Propos recueillis par Cyril De Graeve
Chronic'art : Vous avez défini des pôles sémantiques pour tenter d'analyser les phénomènes de désinformation actuels qui distordent intentionnellement la réalité et sa perception auprès du public. Quels sont ces pôles ?
Bruno Lussato : Je définis d'abord un certain nombre d'échelles de valeurs que je regroupe sous l'appellation HUMELD et dont le mix donne l'échelle volitionnelle déterminant l'attraction ou de répulsion, l'adhésion ou la réprobation. A partir de cette échelle, il existe un ensemble de nuances, qui va d'un pôle à un autre pôle. Contrairement aux échelles d'évaluation, les échelle de valeurs n'ont pas de justification morale.
La question ici est de savoir quelle valeur nous portons aux événements dans cet espace, chacun attachant des valeurs différentes au même événement. Nous avons listé, avec des collègues anonymes (Bruno Lussato est membre d'un think tank, connu sous le nom collectif de Kevin Bronstein, qui se réunit régulièrement près de Genève, sous l'égide de l'Institut pour les Systèmes et le Développement, ndlr), six échelles de valeurs orthogonales, toutes indépendantes les unes des autres.
Il y a d'abord les critères hédoniques (H) - plaisir / peine -, utilitaires (U) et moraux (M). Jean Piaget et Jérôme Bruner ont montré que l'enfant, en allant petit à petit vers l'état adulte, arrive à relativiser cette échelle. On appelle ça la décentration temporelle, c'est-à-dire la capacité à faire un compromis entre ce qui nous plaît aujourd'hui et ce qui nous plaira demain, car ce qui est utile n'est pas toujours agréable. Plus l'homme est adulte, plus il est capable de se projeter dans le futur, moins il est dans l'ici et maintenant, qui correspond donc à une régression vers l'enfance. D'où mon aversion pour un film comme Le Cercle des poètes disparus et sa philosophie du Carpe Diem. On n'a pas besoin de professeurs pour apprendre ça aux enfants.
Par ailleurs, quand il grandit, l'enfant commence à penser aux autres. D'abord il ne pense qu'à lui-même, puis à sa mère, puis à sa famille, puis à ses amis, puis à la nation, etc. - sachant qu'il n'y a que Jésus Christ qui veut tout pour tout le monde ! Cela signifie que l'égoïsme est aussi une régression. C'est la raison pour laquelle la bourgeoisie du XIXe siècle a disparu, car elle n'était plus fondée que sur l'utile et l'agréable - d'où, entre autres conséquences, les désastres que nous connaissons aujourd'hui en matière d'écologie.
Ensuite, on trouve les critères esthétiques (E) : « c'est beau » ou « c'est laid ». Il y a les canons, il faut y adhérer. Cependant, dès lors qu'on commence à creuser ces canons, c'est évidemment plus compliqué qu'il n'y paraît. Parce qu'une œuvre d'art au premier abord déplaisante ou même rebutante peut s'avérer belle. C'est une question d'harmonie. La beauté et le plaisir ne sont donc pas liés. Le beau est quelque chose d'évolué, parce qu'il ne dépend pas, justement, de l’ici et maintenant.
————
## Objectif
Pouvez-vous transcrire mot pour mot le passage de l'entretien avec Bruno Lussato situé entre « Propos recueillis par » et « ces pôles ? », bornes incluses ? Les lignes qui suivent constituent un matériau distinct, indépendant de l'entretien.

## Données fournies
————
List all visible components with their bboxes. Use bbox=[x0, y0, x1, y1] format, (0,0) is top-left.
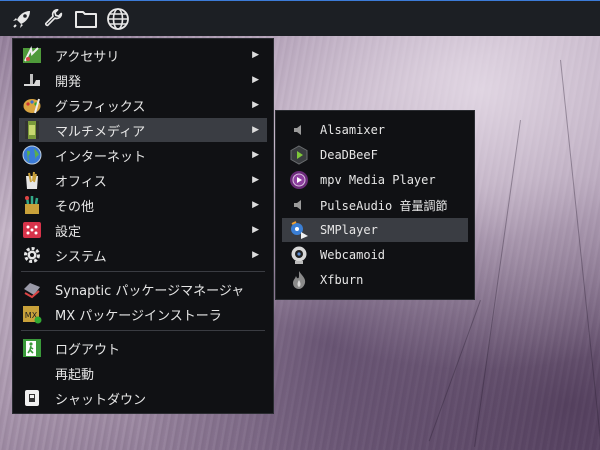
————
## Problème résolu
Propos recueillis par Cyril De Graeve
Chronic'art : Vous avez défini des pôles sémantiques pour tenter d'analyser les phénomènes de désinformation actuels qui distordent intentionnellement la réalité et sa perception auprès du public. Quels sont ces pôles ?